Scan the lines below for the word "marker". Copy each line you find it in.

(Records from a data source)
##########
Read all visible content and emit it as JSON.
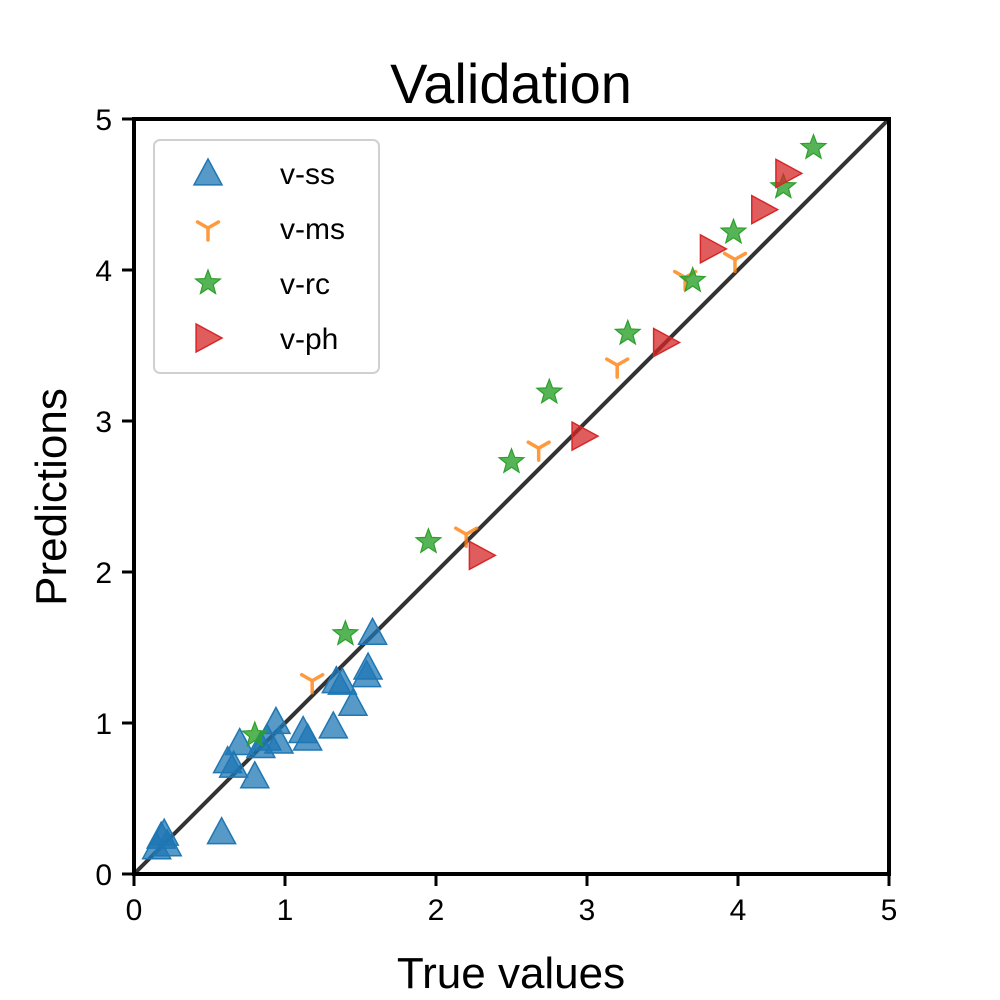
{
  "chart_data": {
    "type": "scatter",
    "title": "Validation",
    "xlabel": "True values",
    "ylabel": "Predictions",
    "xlim": [
      0,
      5
    ],
    "ylim": [
      0,
      5
    ],
    "xticks": [
      "0",
      "1",
      "2",
      "3",
      "4",
      "5"
    ],
    "yticks": [
      "0",
      "1",
      "2",
      "3",
      "4",
      "5"
    ],
    "grid": false,
    "legend_position": "top-left",
    "reference_line": {
      "x": [
        0,
        5
      ],
      "y": [
        0,
        5
      ],
      "color": "#333333"
    },
    "series": [
      {
        "name": "v-ss",
        "marker": "triangle-up",
        "color": "#1f77b4",
        "x": [
          0.15,
          0.18,
          0.2,
          0.22,
          0.58,
          0.62,
          0.66,
          0.7,
          0.8,
          0.84,
          0.88,
          0.94,
          0.96,
          1.12,
          1.15,
          1.32,
          1.34,
          1.38,
          1.45,
          1.54,
          1.55,
          1.58
        ],
        "y": [
          0.18,
          0.25,
          0.27,
          0.2,
          0.28,
          0.75,
          0.72,
          0.87,
          0.65,
          0.85,
          0.9,
          1.01,
          0.88,
          0.95,
          0.9,
          0.98,
          1.28,
          1.27,
          1.13,
          1.32,
          1.37,
          1.6
        ]
      },
      {
        "name": "v-ms",
        "marker": "tri-down",
        "color": "#ff7f0e",
        "x": [
          1.18,
          2.2,
          2.68,
          3.2,
          3.65,
          3.98
        ],
        "y": [
          1.28,
          2.25,
          2.82,
          3.37,
          3.95,
          4.07
        ]
      },
      {
        "name": "v-rc",
        "marker": "star",
        "color": "#2ca02c",
        "x": [
          0.8,
          1.4,
          1.95,
          2.5,
          2.75,
          3.27,
          3.7,
          3.97,
          4.3,
          4.5
        ],
        "y": [
          0.92,
          1.59,
          2.2,
          2.73,
          3.19,
          3.58,
          3.93,
          4.25,
          4.55,
          4.81
        ]
      },
      {
        "name": "v-ph",
        "marker": "triangle-right",
        "color": "#d62728",
        "x": [
          2.3,
          2.98,
          3.52,
          3.83,
          4.17,
          4.33
        ],
        "y": [
          2.11,
          2.9,
          3.52,
          4.14,
          4.4,
          4.64
        ]
      }
    ]
  }
}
##########
● RESPONSE TO THE TASK:
        "marker": "triangle-up",
        "marker": "tri-down",
        "marker": "star",
        "marker": "triangle-right",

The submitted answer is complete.